§ **Text to read**:

BER-SciDAC Partnership Breakout
The BER-SciDAC partnership had its breakout session on day 2, which started with overview talks of the seven projects working within the E3SM ecosystem. For the second half of the session, Sarat Sreepathi, the BER Point-of-Contact on the SciDAC Coordination Committee briefly summarized the impact of collaborations among ASCR institutes and BER projects throughout SciDAC history and emphasized the evolution of computational tractability for earth science applications. Invited perspectives provided by representatives from both SciDAC Institutes, Ann Almgren (FASTMath) and Shinjae Yoo (RAPIDS), stimulated further discussions on interdisciplinary collaborations. Despite the well-known challenges related to language barriers and cultural differences across disciplines, participants from both the computational side and the Earth system science side expressed enthusiasm in the BER-SciDAC partnership as well as their appreciation of the open-mindedness of the participants.
In addition to providing an overview of FASTMath capabilities and partnerships with BER, Ann emphasized how each partnership has unique challenges and opportunities, and while software is an important aspect, successful collaboration also takes the form of sharing expertise. This takes time and open conversation, and the SciDAC program fosters this. Often what is considered “hard” or “easy” to an expert in one field is viewed differently by experts in another; not realizing this might lead to missed opportunities.
The need for software sustainability was emphasized especially in the context of application-aware algorithms and numerical method development and there was a brief discussion on the path forward with the end of Exascale Computing Project that provided partial support for such work.
Shinjae provided BER-focused examples for the RAPIDS capabilities areas of data understanding, platform readiness, data management, and artificial intelligence (AI). AI applications were discussed at length by the group, with a lot of interest in AI-generated surrogate models for reduced computational cost. There was further discussion on approaches for increasing trustworthiness of AI, including physics-constrained machine learning.

§ **Data extract**:
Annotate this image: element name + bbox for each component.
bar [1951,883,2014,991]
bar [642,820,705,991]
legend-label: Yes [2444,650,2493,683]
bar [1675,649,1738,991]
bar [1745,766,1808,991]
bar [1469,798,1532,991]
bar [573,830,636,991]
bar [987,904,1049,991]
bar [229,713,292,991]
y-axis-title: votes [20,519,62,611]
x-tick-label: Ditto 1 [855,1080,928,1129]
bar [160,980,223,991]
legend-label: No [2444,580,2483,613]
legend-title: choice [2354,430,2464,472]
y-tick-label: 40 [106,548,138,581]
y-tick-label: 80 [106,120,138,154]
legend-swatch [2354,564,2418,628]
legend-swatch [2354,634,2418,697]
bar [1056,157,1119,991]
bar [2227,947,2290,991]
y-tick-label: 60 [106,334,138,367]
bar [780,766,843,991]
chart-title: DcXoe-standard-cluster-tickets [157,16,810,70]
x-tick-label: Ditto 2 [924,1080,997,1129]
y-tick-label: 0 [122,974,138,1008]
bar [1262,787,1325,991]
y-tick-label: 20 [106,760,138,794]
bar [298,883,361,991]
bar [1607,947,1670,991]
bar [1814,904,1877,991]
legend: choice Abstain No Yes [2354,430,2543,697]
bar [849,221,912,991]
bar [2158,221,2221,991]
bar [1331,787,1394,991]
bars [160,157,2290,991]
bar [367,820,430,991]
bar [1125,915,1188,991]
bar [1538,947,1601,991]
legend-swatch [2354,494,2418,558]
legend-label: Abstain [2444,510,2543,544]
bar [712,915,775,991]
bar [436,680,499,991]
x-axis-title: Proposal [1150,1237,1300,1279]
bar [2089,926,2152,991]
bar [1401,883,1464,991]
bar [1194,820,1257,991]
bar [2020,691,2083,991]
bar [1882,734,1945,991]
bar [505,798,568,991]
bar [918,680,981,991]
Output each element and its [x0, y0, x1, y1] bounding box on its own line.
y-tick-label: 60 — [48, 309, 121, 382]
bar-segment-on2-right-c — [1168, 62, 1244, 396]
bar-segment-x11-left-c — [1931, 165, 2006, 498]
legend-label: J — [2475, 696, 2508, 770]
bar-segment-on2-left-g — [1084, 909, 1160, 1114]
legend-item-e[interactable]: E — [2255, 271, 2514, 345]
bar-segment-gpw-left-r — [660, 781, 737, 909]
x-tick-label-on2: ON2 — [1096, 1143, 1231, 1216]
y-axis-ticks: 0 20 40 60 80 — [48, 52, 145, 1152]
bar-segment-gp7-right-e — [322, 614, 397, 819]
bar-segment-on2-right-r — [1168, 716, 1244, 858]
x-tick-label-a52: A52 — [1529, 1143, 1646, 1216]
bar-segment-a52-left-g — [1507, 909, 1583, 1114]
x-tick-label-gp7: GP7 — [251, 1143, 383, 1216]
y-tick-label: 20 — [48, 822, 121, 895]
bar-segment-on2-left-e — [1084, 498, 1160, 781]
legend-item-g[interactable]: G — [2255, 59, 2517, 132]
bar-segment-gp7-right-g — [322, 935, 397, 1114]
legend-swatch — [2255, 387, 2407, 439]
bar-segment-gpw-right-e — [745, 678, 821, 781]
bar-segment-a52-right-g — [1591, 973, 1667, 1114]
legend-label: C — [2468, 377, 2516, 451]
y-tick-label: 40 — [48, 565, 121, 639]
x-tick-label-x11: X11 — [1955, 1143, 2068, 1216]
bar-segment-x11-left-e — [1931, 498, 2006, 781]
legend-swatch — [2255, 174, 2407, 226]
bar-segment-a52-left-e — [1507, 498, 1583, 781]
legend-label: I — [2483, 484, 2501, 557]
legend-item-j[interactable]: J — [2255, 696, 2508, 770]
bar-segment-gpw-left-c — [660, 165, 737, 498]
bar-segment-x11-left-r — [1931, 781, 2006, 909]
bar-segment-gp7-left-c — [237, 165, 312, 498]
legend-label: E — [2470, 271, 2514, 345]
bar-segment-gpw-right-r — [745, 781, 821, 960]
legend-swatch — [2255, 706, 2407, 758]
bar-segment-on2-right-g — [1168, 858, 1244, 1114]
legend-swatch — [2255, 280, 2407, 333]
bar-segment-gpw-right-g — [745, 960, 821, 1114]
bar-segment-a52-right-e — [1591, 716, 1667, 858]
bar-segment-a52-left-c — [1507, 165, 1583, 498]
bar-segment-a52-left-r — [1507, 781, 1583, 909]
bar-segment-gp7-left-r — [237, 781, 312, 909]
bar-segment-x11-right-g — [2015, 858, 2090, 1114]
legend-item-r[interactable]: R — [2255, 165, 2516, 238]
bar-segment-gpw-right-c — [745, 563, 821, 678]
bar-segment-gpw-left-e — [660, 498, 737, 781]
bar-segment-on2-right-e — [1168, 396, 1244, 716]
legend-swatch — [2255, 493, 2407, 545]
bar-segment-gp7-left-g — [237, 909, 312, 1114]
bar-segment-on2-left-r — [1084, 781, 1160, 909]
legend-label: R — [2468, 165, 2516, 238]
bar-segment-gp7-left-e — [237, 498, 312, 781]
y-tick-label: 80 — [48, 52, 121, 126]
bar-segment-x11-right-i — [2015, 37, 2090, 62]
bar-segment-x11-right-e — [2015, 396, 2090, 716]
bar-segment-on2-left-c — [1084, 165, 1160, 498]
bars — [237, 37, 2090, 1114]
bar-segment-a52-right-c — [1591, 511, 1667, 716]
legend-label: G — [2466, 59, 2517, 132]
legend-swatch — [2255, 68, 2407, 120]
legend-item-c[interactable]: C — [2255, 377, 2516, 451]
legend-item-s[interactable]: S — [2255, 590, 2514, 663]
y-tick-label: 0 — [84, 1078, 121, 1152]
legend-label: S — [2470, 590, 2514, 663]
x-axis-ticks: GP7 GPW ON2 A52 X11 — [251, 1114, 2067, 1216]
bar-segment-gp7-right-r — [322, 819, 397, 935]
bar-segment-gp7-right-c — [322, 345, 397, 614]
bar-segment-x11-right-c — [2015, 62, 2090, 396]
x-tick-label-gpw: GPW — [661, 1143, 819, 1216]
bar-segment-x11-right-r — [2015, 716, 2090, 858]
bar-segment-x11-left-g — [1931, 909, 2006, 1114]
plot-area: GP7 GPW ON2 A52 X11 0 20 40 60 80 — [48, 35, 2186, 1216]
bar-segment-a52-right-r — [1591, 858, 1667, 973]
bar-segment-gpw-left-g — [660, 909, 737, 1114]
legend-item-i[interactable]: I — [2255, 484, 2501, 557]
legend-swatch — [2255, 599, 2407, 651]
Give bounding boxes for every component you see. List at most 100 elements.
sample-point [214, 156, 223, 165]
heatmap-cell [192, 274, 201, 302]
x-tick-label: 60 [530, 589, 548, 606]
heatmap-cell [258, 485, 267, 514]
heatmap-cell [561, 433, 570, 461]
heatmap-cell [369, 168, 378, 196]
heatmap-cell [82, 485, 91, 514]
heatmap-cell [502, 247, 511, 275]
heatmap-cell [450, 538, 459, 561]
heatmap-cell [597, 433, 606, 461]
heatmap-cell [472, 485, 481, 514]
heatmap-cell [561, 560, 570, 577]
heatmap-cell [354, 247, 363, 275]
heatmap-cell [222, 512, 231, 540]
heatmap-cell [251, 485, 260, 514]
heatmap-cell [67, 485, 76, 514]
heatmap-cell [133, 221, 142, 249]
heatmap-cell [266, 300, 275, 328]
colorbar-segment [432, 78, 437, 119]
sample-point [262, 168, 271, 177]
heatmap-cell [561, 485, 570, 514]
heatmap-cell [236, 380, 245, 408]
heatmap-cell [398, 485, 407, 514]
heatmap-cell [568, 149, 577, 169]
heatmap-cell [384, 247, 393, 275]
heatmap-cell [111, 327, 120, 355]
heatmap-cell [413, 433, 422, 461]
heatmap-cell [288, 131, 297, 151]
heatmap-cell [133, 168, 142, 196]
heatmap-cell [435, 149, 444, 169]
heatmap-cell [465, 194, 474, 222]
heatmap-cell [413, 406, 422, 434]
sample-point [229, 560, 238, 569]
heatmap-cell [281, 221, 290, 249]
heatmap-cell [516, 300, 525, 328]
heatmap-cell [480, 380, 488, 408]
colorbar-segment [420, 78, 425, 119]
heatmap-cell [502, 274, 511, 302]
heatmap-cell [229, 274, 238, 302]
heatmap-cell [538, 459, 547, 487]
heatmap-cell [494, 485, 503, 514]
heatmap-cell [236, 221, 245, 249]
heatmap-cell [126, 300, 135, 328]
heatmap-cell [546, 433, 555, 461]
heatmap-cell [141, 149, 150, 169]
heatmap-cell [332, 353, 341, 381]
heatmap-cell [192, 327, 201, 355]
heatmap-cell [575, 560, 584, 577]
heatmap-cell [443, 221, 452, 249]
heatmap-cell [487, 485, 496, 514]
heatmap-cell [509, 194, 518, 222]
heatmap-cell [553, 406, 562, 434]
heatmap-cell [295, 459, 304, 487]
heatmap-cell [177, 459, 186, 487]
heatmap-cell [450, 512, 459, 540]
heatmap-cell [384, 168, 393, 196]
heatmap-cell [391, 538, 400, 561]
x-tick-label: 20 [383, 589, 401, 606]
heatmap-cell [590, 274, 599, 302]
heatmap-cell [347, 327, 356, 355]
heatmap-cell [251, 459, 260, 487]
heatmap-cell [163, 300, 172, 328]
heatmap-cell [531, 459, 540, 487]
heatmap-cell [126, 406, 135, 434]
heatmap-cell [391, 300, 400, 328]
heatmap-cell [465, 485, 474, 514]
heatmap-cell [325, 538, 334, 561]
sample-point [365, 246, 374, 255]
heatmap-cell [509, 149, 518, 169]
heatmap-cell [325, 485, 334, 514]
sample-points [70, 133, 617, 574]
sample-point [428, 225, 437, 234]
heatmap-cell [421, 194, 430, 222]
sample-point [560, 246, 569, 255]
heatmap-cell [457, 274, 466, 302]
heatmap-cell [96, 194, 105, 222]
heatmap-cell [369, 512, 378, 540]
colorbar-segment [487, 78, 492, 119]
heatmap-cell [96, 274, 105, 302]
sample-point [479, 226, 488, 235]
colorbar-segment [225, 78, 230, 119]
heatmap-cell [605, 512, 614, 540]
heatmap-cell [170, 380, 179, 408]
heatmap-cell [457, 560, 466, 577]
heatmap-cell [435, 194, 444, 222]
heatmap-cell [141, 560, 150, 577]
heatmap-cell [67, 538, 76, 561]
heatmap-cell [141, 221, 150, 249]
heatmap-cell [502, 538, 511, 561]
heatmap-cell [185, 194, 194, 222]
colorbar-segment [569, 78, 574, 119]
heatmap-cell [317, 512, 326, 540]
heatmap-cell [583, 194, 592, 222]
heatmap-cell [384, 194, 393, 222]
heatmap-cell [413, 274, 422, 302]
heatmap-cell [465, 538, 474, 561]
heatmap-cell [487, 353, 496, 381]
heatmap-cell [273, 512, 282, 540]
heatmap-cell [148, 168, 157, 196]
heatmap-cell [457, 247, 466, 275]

§ **Directions**:
(A) Translate this sentence from the BER-SciDAC breakout text into Spanish: "This takes time and open conversation, and the SciDAC program fosters this."
(B) According to the BER-SciDAC breakout text, what approach was mentioned for making AI more trustworthy?

§ **Results of the tasks**:
(A) Esto requiere tiempo y conversación abierta, y el programa SciDAC lo fomenta.

(B) Physics-constrained machine learning.